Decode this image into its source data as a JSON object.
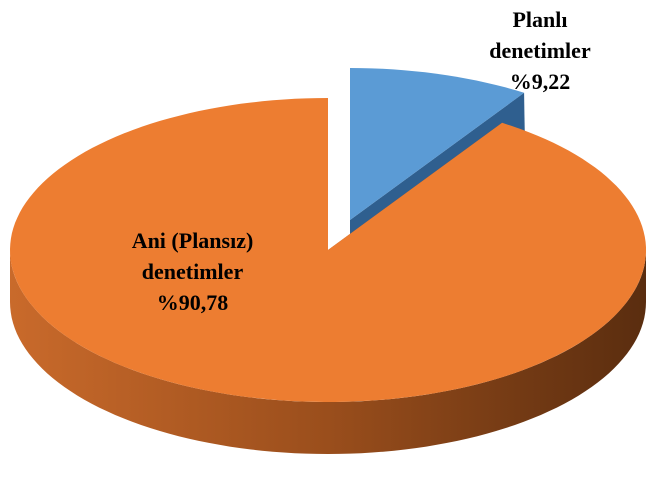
{
  "chart_data": {
    "type": "pie",
    "categories": [
      "Planlı denetimler",
      "Ani (Plansız) denetimler"
    ],
    "values": [
      9.22,
      90.78
    ],
    "value_labels": [
      "%9,22",
      "%90,78"
    ],
    "colors": [
      "#5b9bd5",
      "#ed7d31"
    ]
  }
}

- - - -

(Stated goal) Repeat the material above word for word and skip every image in it.

(Answer to this task)
Decode this image into its source data as a JSON object.
{
  "chart_data": {
    "type": "pie",
    "categories": [
      "Planlı denetimler",
      "Ani (Plansız) denetimler"
    ],
    "values": [
      9.22,
      90.78
    ],
    "value_labels": [
      "%9,22",
      "%90,78"
    ],
    "colors": [
      "#5b9bd5",
      "#ed7d31"
    ]
  }
}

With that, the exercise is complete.